[Excerpt from a dataset]
/---

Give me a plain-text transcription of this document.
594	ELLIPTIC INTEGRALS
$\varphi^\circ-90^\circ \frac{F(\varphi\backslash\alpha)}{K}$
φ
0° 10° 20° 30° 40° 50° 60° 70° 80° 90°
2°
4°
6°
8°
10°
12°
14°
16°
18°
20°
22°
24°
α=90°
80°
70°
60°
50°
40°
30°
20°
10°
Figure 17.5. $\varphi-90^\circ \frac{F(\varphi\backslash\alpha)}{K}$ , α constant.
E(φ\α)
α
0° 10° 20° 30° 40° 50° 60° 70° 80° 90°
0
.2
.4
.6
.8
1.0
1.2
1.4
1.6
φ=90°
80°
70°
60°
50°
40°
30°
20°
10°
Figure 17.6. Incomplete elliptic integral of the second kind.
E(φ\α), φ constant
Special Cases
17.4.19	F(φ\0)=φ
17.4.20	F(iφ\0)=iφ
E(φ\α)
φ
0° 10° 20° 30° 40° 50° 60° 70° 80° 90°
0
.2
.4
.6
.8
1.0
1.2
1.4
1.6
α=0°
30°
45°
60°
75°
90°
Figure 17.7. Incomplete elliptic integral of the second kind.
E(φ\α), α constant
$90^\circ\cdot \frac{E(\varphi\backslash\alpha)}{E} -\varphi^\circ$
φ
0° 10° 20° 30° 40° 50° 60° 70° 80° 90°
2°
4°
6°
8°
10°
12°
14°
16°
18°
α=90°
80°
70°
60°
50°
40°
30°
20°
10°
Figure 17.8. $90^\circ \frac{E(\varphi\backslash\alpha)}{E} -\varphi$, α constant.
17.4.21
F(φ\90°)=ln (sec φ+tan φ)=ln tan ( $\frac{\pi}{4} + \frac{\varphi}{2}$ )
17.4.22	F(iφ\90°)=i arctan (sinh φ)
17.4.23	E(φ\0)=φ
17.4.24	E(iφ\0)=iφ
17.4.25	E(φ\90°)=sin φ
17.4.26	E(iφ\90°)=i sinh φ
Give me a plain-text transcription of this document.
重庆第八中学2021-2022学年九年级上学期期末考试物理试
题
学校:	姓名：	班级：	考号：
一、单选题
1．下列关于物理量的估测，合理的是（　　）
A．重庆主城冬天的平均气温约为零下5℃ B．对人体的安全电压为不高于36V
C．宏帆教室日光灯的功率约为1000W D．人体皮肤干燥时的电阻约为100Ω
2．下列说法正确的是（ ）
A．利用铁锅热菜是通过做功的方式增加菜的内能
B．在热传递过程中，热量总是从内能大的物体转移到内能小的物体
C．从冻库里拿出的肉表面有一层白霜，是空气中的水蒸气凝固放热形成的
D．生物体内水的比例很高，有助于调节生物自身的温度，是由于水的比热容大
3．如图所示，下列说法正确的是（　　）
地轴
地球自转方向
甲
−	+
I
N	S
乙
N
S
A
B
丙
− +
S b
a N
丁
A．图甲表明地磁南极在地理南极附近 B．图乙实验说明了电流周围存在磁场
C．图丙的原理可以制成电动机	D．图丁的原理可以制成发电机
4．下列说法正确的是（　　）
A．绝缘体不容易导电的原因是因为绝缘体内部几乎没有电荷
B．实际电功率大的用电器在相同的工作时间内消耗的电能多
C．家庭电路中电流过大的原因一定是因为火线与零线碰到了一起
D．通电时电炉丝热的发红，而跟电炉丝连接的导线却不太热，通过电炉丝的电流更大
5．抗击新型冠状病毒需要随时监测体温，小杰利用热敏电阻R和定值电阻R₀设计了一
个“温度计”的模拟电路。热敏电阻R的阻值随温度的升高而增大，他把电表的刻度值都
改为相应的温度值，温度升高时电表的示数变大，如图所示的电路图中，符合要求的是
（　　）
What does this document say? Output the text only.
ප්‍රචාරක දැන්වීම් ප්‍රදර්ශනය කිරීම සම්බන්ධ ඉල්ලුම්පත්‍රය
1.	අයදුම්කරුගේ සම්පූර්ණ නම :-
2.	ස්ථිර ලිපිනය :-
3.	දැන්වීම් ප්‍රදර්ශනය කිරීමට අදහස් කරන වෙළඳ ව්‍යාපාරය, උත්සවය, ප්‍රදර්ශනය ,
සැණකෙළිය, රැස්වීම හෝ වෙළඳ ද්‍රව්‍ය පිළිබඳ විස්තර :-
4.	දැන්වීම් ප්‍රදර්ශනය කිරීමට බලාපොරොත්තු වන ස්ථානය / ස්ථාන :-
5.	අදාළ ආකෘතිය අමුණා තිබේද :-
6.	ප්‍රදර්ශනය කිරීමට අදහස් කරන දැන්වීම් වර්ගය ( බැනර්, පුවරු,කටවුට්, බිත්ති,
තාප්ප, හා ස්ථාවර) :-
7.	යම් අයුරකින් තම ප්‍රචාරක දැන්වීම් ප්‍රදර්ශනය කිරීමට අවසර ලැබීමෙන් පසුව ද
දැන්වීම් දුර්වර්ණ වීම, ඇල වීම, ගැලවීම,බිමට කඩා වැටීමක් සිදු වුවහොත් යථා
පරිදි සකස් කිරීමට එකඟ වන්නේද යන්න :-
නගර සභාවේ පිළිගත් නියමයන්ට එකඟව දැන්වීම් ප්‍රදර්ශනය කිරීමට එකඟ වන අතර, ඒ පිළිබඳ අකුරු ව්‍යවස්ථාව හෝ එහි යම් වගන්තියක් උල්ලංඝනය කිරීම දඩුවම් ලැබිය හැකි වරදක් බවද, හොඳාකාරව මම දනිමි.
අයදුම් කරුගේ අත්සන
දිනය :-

\---

__WRITTEN EXERCISE__. Write the material out again word for word.

__SOLUTION__.
Give me a plain-text transcription of this document.
594	ELLIPTIC INTEGRALS
$\varphi^\circ-90^\circ \frac{F(\varphi\backslash\alpha)}{K}$
φ
0° 10° 20° 30° 40° 50° 60° 70° 80° 90°
2°
4°
6°
8°
10°
12°
14°
16°
18°
20°
22°
24°
α=90°
80°
70°
60°
50°
40°
30°
20°
10°
Figure 17.5. $\varphi-90^\circ \frac{F(\varphi\backslash\alpha)}{K}$ , α constant.
E(φ\α)
α
0° 10° 20° 30° 40° 50° 60° 70° 80° 90°
0
.2
.4
.6
.8
1.0
1.2
1.4
1.6
φ=90°
80°
70°
60°
50°
40°
30°
20°
10°
Figure 17.6. Incomplete elliptic integral of the second kind.
E(φ\α), φ constant
Special Cases
17.4.19	F(φ\0)=φ
17.4.20	F(iφ\0)=iφ
E(φ\α)
φ
0° 10° 20° 30° 40° 50° 60° 70° 80° 90°
0
.2
.4
.6
.8
1.0
1.2
1.4
1.6
α=0°
30°
45°
60°
75°
90°
Figure 17.7. Incomplete elliptic integral of the second kind.
E(φ\α), α constant
$90^\circ\cdot \frac{E(\varphi\backslash\alpha)}{E} -\varphi^\circ$
φ
0° 10° 20° 30° 40° 50° 60° 70° 80° 90°
2°
4°
6°
8°
10°
12°
14°
16°
18°
α=90°
80°
70°
60°
50°
40°
30°
20°
10°
Figure 17.8. $90^\circ \frac{E(\varphi\backslash\alpha)}{E} -\varphi$, α constant.
17.4.21
F(φ\90°)=ln (sec φ+tan φ)=ln tan ( $\frac{\pi}{4} + \frac{\varphi}{2}$ )
17.4.22	F(iφ\90°)=i arctan (sinh φ)
17.4.23	E(φ\0)=φ
17.4.24	E(iφ\0)=iφ
17.4.25	E(φ\90°)=sin φ
17.4.26	E(iφ\90°)=i sinh φ
Give me a plain-text transcription of this document.
重庆第八中学2021-2022学年九年级上学期期末考试物理试
题
学校:	姓名：	班级：	考号：
一、单选题
1．下列关于物理量的估测，合理的是（　　）
A．重庆主城冬天的平均气温约为零下5℃ B．对人体的安全电压为不高于36V
C．宏帆教室日光灯的功率约为1000W D．人体皮肤干燥时的电阻约为100Ω
2．下列说法正确的是（ ）
A．利用铁锅热菜是通过做功的方式增加菜的内能
B．在热传递过程中，热量总是从内能大的物体转移到内能小的物体
C．从冻库里拿出的肉表面有一层白霜，是空气中的水蒸气凝固放热形成的
D．生物体内水的比例很高，有助于调节生物自身的温度，是由于水的比热容大
3．如图所示，下列说法正确的是（　　）
地轴
地球自转方向
甲
−	+
I
N	S
乙
N
S
A
B
丙
− +
S b
a N
丁
A．图甲表明地磁南极在地理南极附近 B．图乙实验说明了电流周围存在磁场
C．图丙的原理可以制成电动机	D．图丁的原理可以制成发电机
4．下列说法正确的是（　　）
A．绝缘体不容易导电的原因是因为绝缘体内部几乎没有电荷
B．实际电功率大的用电器在相同的工作时间内消耗的电能多
C．家庭电路中电流过大的原因一定是因为火线与零线碰到了一起
D．通电时电炉丝热的发红，而跟电炉丝连接的导线却不太热，通过电炉丝的电流更大
5．抗击新型冠状病毒需要随时监测体温，小杰利用热敏电阻R和定值电阻R₀设计了一
个“温度计”的模拟电路。热敏电阻R的阻值随温度的升高而增大，他把电表的刻度值都
改为相应的温度值，温度升高时电表的示数变大，如图所示的电路图中，符合要求的是
（　　）
What does this document say? Output the text only.
ප්‍රචාරක දැන්වීම් ප්‍රදර්ශනය කිරීම සම්බන්ධ ඉල්ලුම්පත්‍රය
1.	අයදුම්කරුගේ සම්පූර්ණ නම :-
2.	ස්ථිර ලිපිනය :-
3.	දැන්වීම් ප්‍රදර්ශනය කිරීමට අදහස් කරන වෙළඳ ව්‍යාපාරය, උත්සවය, ප්‍රදර්ශනය ,
සැණකෙළිය, රැස්වීම හෝ වෙළඳ ද්‍රව්‍ය පිළිබඳ විස්තර :-
4.	දැන්වීම් ප්‍රදර්ශනය කිරීමට බලාපොරොත්තු වන ස්ථානය / ස්ථාන :-
5.	අදාළ ආකෘතිය අමුණා තිබේද :-
6.	ප්‍රදර්ශනය කිරීමට අදහස් කරන දැන්වීම් වර්ගය ( බැනර්, පුවරු,කටවුට්, බිත්ති,
තාප්ප, හා ස්ථාවර) :-
7.	යම් අයුරකින් තම ප්‍රචාරක දැන්වීම් ප්‍රදර්ශනය කිරීමට අවසර ලැබීමෙන් පසුව ද
දැන්වීම් දුර්වර්ණ වීම, ඇල වීම, ගැලවීම,බිමට කඩා වැටීමක් සිදු වුවහොත් යථා
පරිදි සකස් කිරීමට එකඟ වන්නේද යන්න :-
නගර සභාවේ පිළිගත් නියමයන්ට එකඟව දැන්වීම් ප්‍රදර්ශනය කිරීමට එකඟ වන අතර, ඒ පිළිබඳ අකුරු ව්‍යවස්ථාව හෝ එහි යම් වගන්තියක් උල්ලංඝනය කිරීම දඩුවම් ලැබිය හැකි වරදක් බවද, හොඳාකාරව මම දනිමි.
අයදුම් කරුගේ අත්සන
දිනය :-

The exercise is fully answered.